Objective
Wherever the word "title" appears in a line, copy that line.

[A run of records]
*****

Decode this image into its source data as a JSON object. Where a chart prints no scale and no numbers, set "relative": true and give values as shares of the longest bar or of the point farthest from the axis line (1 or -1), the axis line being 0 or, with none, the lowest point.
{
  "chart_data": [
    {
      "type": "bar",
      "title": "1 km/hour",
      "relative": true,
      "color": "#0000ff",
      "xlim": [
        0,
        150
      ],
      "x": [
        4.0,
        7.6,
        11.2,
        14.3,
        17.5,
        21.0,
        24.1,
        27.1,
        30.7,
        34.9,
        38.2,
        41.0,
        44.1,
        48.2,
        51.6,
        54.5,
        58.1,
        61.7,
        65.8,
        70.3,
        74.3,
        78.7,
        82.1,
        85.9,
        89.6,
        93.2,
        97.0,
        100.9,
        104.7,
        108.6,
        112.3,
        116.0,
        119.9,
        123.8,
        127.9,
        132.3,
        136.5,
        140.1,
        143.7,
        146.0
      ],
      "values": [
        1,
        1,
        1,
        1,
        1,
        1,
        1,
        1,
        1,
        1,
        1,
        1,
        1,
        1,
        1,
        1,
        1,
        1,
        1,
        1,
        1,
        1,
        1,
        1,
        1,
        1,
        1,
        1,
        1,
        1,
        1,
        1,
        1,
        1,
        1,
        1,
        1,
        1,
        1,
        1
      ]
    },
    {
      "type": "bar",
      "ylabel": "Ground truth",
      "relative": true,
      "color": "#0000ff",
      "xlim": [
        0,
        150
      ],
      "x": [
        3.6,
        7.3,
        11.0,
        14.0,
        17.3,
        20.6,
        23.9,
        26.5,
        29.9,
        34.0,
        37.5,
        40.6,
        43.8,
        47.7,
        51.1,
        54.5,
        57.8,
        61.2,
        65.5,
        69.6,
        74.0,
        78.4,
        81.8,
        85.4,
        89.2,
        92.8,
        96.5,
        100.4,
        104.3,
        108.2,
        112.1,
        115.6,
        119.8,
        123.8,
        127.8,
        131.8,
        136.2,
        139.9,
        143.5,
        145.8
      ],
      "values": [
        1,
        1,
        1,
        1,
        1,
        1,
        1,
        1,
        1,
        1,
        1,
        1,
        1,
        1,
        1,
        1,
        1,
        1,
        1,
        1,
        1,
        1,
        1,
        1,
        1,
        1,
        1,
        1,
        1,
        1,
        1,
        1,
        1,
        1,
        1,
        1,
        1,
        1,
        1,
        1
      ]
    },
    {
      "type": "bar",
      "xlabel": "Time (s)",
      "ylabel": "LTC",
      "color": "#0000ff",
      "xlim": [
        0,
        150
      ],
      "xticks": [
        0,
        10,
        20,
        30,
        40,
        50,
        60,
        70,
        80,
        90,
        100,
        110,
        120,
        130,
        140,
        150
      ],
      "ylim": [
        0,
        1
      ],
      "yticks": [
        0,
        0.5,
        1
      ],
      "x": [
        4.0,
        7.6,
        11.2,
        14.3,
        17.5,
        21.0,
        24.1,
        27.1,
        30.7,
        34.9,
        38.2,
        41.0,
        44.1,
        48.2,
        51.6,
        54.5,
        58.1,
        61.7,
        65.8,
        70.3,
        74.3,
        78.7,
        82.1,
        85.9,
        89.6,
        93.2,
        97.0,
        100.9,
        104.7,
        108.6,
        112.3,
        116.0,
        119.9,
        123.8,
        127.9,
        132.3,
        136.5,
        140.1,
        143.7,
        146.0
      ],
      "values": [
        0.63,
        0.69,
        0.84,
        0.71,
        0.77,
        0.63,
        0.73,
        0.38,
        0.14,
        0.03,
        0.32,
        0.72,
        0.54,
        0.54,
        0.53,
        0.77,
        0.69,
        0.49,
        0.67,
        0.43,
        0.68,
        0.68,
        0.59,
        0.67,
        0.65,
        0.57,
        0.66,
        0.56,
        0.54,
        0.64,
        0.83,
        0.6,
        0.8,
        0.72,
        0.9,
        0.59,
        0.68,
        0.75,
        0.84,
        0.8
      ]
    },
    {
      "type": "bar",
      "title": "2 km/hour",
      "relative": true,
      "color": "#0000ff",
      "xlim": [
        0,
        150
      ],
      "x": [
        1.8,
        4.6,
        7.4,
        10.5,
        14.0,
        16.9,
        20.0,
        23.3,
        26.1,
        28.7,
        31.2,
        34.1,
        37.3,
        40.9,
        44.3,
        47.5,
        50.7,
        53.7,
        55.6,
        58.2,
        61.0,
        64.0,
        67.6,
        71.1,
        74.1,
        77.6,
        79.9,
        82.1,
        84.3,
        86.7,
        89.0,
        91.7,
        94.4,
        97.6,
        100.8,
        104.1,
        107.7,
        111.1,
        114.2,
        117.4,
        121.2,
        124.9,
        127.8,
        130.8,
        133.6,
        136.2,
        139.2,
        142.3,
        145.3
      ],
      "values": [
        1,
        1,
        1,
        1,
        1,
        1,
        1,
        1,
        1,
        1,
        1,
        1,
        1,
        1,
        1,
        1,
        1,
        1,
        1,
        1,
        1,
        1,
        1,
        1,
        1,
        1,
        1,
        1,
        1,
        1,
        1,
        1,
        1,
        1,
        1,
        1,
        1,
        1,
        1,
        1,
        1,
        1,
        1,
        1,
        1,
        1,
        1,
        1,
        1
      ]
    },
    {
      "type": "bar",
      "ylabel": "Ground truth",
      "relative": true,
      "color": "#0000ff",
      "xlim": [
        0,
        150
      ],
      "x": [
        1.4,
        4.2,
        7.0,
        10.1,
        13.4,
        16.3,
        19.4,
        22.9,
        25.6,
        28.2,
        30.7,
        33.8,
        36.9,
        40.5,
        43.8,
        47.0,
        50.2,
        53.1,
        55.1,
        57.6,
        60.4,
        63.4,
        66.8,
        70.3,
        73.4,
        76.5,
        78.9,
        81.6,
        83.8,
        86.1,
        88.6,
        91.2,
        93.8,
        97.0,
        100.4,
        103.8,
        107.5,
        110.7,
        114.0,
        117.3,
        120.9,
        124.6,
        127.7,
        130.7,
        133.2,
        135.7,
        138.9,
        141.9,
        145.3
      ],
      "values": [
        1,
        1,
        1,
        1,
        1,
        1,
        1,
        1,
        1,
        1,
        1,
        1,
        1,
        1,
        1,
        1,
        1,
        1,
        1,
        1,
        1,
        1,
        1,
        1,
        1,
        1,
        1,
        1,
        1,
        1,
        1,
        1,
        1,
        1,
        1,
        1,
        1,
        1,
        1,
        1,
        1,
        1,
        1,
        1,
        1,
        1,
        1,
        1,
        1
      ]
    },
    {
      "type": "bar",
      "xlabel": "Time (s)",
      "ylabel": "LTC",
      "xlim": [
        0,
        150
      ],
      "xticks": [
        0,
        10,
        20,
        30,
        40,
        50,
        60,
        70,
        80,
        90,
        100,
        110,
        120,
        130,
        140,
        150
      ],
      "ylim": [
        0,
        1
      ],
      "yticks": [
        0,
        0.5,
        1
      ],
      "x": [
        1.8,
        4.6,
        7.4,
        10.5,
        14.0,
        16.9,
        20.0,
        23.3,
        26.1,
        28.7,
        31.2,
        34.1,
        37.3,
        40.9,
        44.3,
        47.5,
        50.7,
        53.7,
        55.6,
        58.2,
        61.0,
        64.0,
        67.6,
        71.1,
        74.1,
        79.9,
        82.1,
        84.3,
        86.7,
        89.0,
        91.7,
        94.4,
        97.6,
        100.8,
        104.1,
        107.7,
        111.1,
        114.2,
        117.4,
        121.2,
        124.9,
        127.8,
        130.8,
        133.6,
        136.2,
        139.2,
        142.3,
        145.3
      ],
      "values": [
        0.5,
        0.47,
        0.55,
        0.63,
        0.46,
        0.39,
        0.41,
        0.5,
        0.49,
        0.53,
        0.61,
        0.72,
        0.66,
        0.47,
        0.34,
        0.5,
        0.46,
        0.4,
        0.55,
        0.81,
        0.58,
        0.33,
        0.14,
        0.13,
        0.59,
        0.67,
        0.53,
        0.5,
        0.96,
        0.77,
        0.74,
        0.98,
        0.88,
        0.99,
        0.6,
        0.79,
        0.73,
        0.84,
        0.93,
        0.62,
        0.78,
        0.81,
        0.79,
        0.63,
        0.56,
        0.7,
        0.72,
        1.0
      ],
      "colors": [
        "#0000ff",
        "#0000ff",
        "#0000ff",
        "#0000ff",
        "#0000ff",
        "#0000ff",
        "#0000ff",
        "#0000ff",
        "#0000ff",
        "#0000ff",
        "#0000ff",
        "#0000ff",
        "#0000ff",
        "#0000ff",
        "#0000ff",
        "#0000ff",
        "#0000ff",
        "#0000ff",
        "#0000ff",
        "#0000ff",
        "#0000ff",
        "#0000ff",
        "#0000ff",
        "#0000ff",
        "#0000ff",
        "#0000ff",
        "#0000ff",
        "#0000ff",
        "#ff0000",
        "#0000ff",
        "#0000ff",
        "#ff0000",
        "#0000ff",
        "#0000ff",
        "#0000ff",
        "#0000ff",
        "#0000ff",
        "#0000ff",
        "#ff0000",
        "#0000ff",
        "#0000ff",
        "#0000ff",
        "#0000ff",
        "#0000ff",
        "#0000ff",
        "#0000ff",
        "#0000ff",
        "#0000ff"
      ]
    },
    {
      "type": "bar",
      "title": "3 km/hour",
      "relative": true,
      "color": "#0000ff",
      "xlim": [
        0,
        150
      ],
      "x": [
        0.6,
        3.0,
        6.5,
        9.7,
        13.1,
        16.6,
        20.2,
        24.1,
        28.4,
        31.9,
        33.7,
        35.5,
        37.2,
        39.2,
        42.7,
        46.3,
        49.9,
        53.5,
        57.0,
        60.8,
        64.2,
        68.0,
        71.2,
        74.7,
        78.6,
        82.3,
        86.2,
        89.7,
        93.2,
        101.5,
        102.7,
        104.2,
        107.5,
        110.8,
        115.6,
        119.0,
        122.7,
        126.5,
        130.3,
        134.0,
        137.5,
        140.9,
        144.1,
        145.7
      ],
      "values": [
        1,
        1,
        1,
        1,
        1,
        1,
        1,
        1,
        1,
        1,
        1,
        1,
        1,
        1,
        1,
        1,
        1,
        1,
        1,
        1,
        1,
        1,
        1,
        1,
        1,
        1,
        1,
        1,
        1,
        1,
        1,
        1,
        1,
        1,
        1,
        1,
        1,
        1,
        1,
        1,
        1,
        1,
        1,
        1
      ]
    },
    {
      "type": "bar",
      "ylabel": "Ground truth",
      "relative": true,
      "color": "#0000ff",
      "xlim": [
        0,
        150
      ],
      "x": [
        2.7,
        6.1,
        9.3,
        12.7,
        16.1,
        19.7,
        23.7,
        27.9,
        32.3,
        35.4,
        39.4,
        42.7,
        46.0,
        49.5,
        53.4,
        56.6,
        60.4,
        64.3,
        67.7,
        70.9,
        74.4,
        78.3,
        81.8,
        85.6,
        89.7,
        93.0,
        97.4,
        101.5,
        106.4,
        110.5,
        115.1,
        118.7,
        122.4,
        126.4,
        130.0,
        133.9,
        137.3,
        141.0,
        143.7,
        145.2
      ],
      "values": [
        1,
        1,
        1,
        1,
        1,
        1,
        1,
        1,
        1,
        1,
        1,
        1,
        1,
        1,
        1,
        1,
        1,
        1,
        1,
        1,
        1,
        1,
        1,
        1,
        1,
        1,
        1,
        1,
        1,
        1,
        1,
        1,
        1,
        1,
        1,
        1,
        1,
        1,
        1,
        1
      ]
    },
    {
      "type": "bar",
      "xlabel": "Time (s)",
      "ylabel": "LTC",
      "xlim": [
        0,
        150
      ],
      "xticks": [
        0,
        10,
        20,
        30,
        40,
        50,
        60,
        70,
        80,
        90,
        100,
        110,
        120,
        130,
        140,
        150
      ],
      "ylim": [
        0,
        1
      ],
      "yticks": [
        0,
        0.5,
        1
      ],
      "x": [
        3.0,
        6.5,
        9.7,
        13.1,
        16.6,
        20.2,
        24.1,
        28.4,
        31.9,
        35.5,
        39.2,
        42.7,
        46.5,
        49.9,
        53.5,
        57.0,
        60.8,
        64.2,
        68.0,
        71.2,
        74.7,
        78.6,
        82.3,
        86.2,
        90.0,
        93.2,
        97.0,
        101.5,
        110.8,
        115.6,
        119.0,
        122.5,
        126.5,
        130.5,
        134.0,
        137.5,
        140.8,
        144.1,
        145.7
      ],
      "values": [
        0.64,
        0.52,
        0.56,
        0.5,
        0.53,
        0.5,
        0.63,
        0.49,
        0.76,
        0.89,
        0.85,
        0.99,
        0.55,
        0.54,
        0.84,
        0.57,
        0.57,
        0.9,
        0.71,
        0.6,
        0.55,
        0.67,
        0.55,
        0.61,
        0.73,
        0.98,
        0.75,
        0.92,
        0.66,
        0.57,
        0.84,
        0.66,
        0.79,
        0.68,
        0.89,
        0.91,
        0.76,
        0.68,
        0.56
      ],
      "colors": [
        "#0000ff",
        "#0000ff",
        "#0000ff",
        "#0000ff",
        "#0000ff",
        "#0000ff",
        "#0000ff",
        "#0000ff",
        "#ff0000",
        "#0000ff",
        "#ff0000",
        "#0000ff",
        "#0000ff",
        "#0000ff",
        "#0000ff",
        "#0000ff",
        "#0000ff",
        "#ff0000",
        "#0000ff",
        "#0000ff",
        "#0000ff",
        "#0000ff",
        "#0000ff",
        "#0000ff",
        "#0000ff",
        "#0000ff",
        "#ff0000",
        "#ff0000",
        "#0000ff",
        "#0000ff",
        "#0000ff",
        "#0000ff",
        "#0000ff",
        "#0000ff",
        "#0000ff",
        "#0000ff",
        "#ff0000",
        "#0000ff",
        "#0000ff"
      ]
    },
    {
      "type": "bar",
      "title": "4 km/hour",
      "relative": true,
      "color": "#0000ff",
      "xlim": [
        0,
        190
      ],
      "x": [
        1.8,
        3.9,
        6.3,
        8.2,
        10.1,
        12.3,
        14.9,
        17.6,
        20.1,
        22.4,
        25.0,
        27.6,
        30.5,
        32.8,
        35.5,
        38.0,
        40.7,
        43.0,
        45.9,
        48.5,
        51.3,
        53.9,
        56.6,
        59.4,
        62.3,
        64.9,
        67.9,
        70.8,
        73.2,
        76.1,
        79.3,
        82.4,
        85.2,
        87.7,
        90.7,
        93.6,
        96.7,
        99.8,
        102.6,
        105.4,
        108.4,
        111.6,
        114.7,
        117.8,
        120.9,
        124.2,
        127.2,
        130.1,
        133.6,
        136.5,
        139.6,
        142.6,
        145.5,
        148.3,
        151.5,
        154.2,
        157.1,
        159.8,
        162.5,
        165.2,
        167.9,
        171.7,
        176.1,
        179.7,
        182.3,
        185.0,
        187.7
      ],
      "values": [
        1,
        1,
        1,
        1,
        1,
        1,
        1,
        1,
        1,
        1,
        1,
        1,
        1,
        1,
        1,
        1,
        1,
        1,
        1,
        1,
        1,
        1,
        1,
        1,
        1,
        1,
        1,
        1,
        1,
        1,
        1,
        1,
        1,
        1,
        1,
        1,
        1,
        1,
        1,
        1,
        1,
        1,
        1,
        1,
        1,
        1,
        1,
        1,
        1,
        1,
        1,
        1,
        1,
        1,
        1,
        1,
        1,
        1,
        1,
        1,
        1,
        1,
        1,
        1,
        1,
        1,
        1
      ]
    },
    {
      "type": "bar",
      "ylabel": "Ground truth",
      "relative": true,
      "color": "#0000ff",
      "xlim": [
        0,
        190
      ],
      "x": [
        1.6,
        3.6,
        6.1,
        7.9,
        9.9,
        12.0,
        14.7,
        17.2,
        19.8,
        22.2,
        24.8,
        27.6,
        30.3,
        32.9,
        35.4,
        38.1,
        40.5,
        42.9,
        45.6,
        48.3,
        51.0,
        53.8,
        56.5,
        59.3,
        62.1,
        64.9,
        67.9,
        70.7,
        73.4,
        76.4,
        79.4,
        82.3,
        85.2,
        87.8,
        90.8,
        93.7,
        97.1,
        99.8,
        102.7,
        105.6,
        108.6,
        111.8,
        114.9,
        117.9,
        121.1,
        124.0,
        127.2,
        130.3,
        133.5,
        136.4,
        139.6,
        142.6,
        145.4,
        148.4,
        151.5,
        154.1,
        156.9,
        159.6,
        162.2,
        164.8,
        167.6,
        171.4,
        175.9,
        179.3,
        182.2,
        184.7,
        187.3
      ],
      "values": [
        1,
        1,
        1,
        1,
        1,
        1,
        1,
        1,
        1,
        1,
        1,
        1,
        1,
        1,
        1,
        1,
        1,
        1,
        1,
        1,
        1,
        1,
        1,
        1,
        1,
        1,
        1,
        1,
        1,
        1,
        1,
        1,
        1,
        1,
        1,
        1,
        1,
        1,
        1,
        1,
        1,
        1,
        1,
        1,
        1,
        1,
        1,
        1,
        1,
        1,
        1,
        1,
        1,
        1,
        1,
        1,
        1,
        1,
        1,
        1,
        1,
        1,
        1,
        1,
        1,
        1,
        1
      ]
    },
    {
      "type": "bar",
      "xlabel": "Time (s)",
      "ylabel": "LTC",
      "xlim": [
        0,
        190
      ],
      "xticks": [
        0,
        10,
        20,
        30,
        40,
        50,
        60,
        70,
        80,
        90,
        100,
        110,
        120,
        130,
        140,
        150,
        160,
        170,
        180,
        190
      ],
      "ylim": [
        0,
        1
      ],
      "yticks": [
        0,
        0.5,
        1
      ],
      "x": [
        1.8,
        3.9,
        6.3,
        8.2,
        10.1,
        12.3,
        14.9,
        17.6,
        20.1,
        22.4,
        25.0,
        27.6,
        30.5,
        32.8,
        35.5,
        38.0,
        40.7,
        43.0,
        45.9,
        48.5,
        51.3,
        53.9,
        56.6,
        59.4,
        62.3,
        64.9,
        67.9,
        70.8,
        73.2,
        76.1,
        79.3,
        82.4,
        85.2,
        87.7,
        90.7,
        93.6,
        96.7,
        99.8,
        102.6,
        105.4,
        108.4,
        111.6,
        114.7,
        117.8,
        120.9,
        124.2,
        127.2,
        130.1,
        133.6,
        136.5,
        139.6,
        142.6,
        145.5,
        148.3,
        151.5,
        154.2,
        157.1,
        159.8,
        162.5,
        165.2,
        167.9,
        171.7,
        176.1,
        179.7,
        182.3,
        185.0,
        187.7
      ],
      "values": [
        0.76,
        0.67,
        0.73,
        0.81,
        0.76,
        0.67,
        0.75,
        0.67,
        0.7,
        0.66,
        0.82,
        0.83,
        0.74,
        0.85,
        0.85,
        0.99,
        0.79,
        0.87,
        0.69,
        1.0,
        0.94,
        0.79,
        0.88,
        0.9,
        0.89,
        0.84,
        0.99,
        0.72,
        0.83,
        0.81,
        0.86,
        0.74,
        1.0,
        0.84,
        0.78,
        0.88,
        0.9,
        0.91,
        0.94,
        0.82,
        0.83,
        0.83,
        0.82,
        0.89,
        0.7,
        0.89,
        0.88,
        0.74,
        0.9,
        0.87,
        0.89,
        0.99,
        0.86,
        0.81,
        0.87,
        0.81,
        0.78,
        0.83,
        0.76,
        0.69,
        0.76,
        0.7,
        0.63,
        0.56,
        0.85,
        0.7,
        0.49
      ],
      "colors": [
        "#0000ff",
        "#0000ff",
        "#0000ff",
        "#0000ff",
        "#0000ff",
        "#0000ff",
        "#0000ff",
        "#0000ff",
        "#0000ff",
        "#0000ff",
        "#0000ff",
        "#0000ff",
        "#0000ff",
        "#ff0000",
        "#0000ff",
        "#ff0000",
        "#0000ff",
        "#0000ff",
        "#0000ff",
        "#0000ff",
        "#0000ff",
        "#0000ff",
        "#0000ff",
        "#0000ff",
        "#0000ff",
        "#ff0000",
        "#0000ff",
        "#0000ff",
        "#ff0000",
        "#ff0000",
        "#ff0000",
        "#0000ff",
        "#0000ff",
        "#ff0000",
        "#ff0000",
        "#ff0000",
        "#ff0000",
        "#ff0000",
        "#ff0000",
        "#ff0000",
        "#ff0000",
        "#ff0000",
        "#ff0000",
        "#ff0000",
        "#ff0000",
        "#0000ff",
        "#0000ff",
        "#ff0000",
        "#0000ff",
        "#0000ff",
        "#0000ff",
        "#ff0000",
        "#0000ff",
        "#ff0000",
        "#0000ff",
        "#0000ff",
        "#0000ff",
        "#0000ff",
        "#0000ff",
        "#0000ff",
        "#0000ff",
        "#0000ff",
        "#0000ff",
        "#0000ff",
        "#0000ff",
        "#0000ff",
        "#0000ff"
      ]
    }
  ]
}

*****

Response to this exercise
      "title": "1 km/hour",
      "title": "2 km/hour",
      "title": "3 km/hour",
      "title": "4 km/hour",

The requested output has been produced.